Output every entry exactly as written, skipping any pictures.

>>>>>

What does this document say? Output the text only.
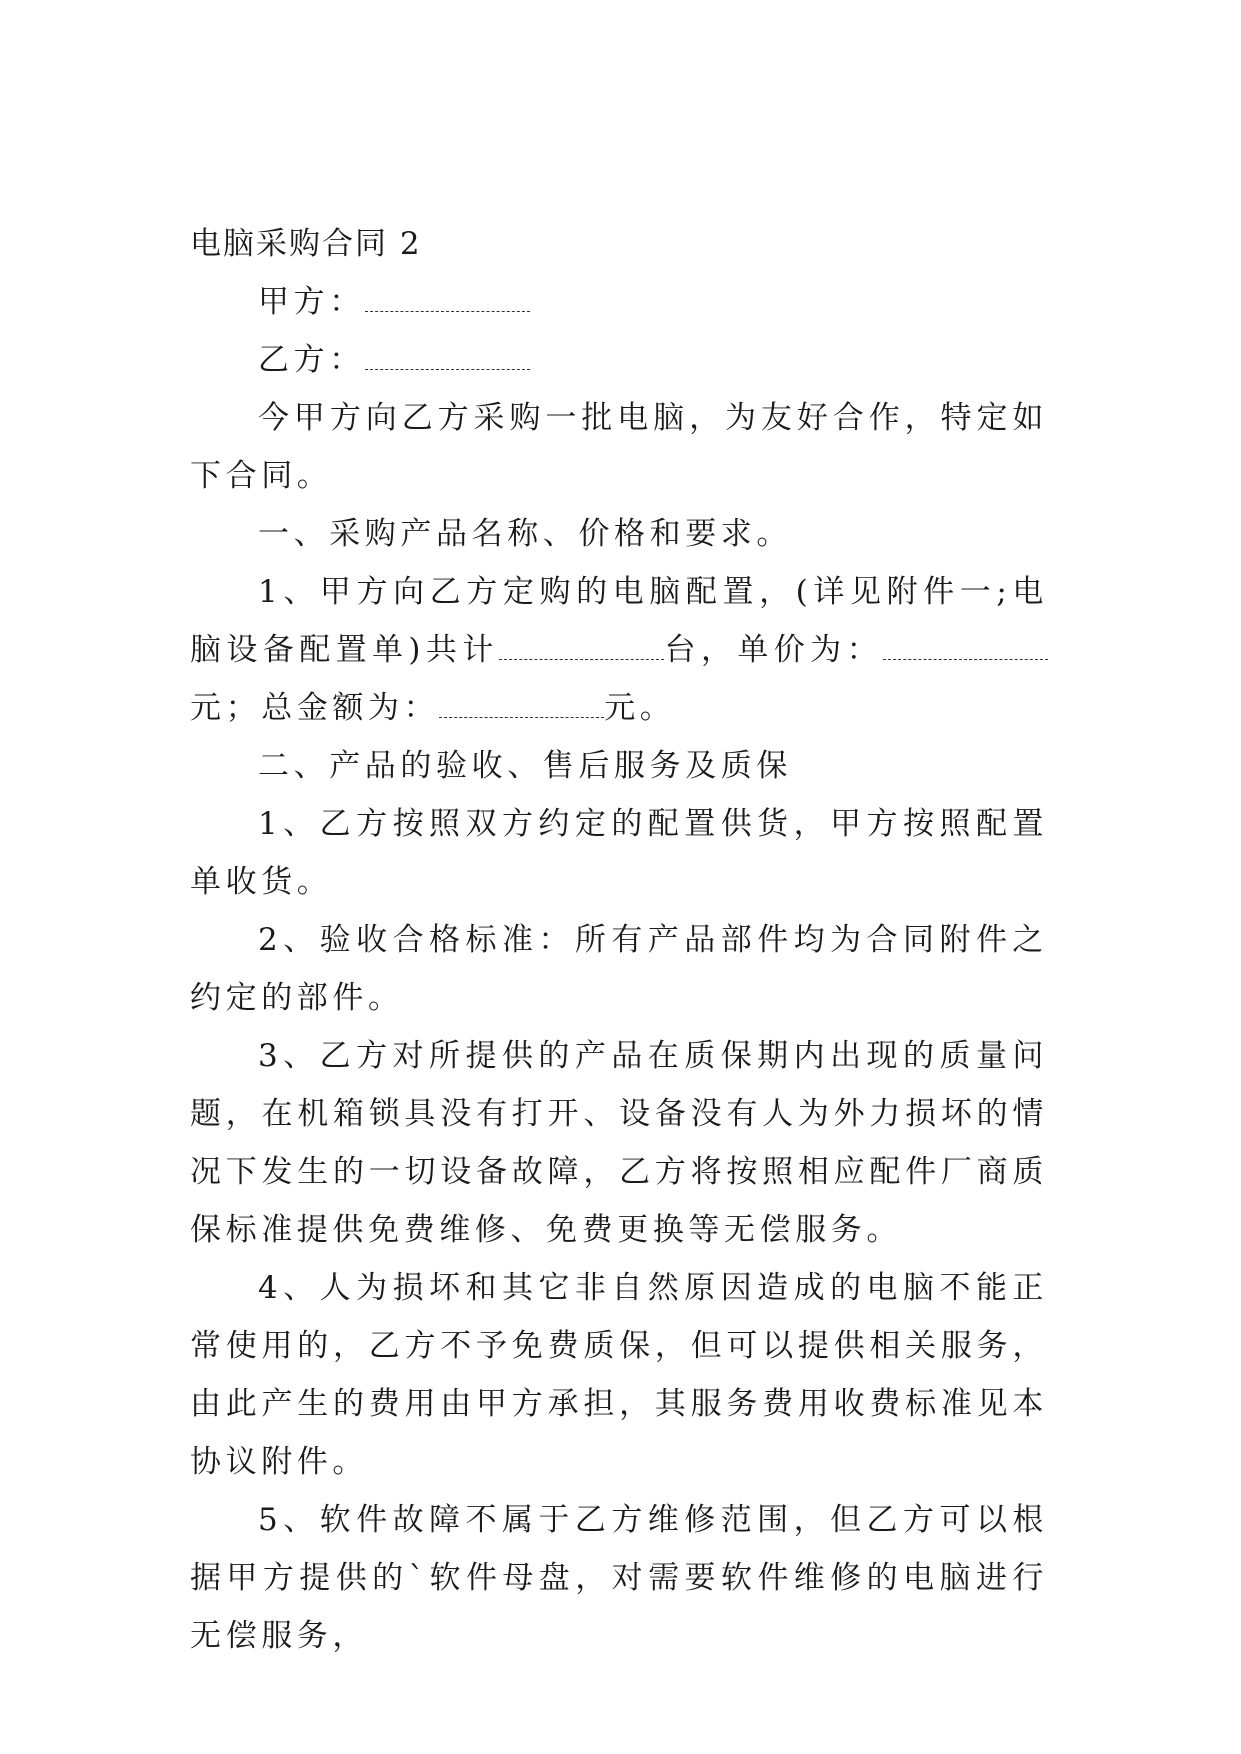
电脑采购合同 2

甲方：

乙方：

今甲方向乙方采购一批电脑，为友好合作，特定如下合同。

一、采购产品名称、价格和要求。

1、甲方向乙方定购的电脑配置，(详见附件一;电脑设备配置单)共计	台，单价为：元；总金额为：	元。

二、产品的验收、售后服务及质保

1、乙方按照双方约定的配置供货，甲方按照配置单收货。

2、验收合格标准：所有产品部件均为合同附件之约定的部件。

3、乙方对所提供的产品在质保期内出现的质量问题，在机箱锁具没有打开、设备没有人为外力损坏的情况下发生的一切设备故障，乙方将按照相应配件厂商质保标准提供免费维修、免费更换等无偿服务。

4、人为损坏和其它非自然原因造成的电脑不能正常使用的，乙方不予免费质保，但可以提供相关服务，由此产生的费用由甲方承担，其服务费用收费标准见本协议附件。

5、软件故障不属于乙方维修范围，但乙方可以根据甲方提供的`软件母盘，对需要软件维修的电脑进行无偿服务，
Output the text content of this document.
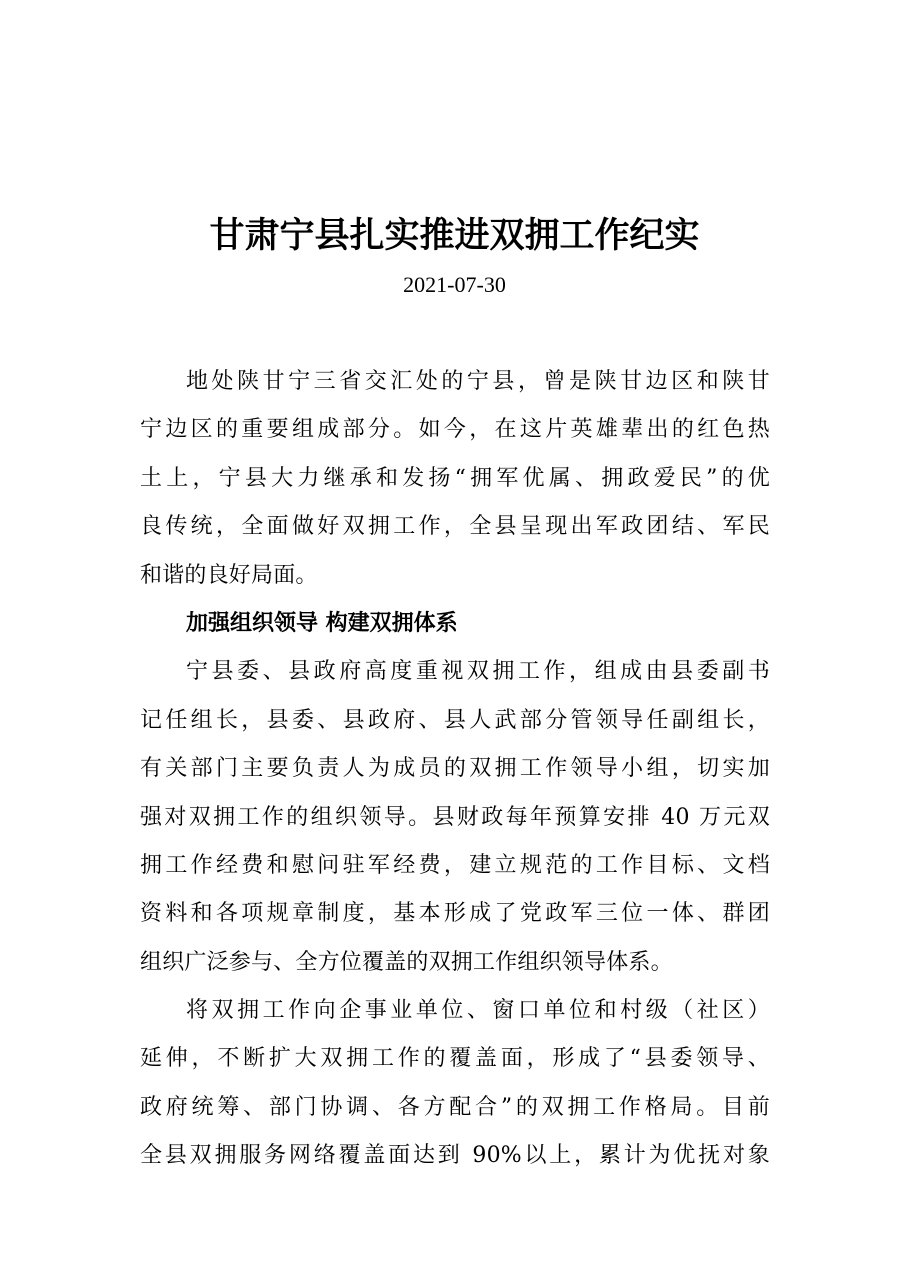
甘肃宁县扎实推进双拥工作纪实
2021-07-30
地处陕甘宁三省交汇处的宁县，曾是陕甘边区和陕甘
宁边区的重要组成部分。如今，在这片英雄辈出的红色热
土上，宁县大力继承和发扬“拥军优属、拥政爱民”的优
良传统，全面做好双拥工作，全县呈现出军政团结、军民
和谐的良好局面。
加强组织领导 构建双拥体系
宁县委、县政府高度重视双拥工作，组成由县委副书
记任组长，县委、县政府、县人武部分管领导任副组长，
有关部门主要负责人为成员的双拥工作领导小组，切实加
强对双拥工作的组织领导。县财政每年预算安排 40 万元双
拥工作经费和慰问驻军经费，建立规范的工作目标、文档
资料和各项规章制度，基本形成了党政军三位一体、群团
组织广泛参与、全方位覆盖的双拥工作组织领导体系。
将双拥工作向企事业单位、窗口单位和村级（社区）
延伸，不断扩大双拥工作的覆盖面，形成了“县委领导、
政府统筹、部门协调、各方配合”的双拥工作格局。目前
全县双拥服务网络覆盖面达到 90%以上，累计为优抚对象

<<<<<

• Task answer
What does this document say? Output the text only.
电脑采购合同 2

甲方：

乙方：

今甲方向乙方采购一批电脑，为友好合作，特定如下合同。

一、采购产品名称、价格和要求。

1、甲方向乙方定购的电脑配置，(详见附件一;电脑设备配置单)共计	台，单价为：元；总金额为：	元。

二、产品的验收、售后服务及质保

1、乙方按照双方约定的配置供货，甲方按照配置单收货。

2、验收合格标准：所有产品部件均为合同附件之约定的部件。

3、乙方对所提供的产品在质保期内出现的质量问题，在机箱锁具没有打开、设备没有人为外力损坏的情况下发生的一切设备故障，乙方将按照相应配件厂商质保标准提供免费维修、免费更换等无偿服务。

4、人为损坏和其它非自然原因造成的电脑不能正常使用的，乙方不予免费质保，但可以提供相关服务，由此产生的费用由甲方承担，其服务费用收费标准见本协议附件。

5、软件故障不属于乙方维修范围，但乙方可以根据甲方提供的`软件母盘，对需要软件维修的电脑进行无偿服务，
Output the text content of this document.
甘肃宁县扎实推进双拥工作纪实
2021-07-30
地处陕甘宁三省交汇处的宁县，曾是陕甘边区和陕甘
宁边区的重要组成部分。如今，在这片英雄辈出的红色热
土上，宁县大力继承和发扬“拥军优属、拥政爱民”的优
良传统，全面做好双拥工作，全县呈现出军政团结、军民
和谐的良好局面。
加强组织领导 构建双拥体系
宁县委、县政府高度重视双拥工作，组成由县委副书
记任组长，县委、县政府、县人武部分管领导任副组长，
有关部门主要负责人为成员的双拥工作领导小组，切实加
强对双拥工作的组织领导。县财政每年预算安排 40 万元双
拥工作经费和慰问驻军经费，建立规范的工作目标、文档
资料和各项规章制度，基本形成了党政军三位一体、群团
组织广泛参与、全方位覆盖的双拥工作组织领导体系。
将双拥工作向企事业单位、窗口单位和村级（社区）
延伸，不断扩大双拥工作的覆盖面，形成了“县委领导、
政府统筹、部门协调、各方配合”的双拥工作格局。目前
全县双拥服务网络覆盖面达到 90%以上，累计为优抚对象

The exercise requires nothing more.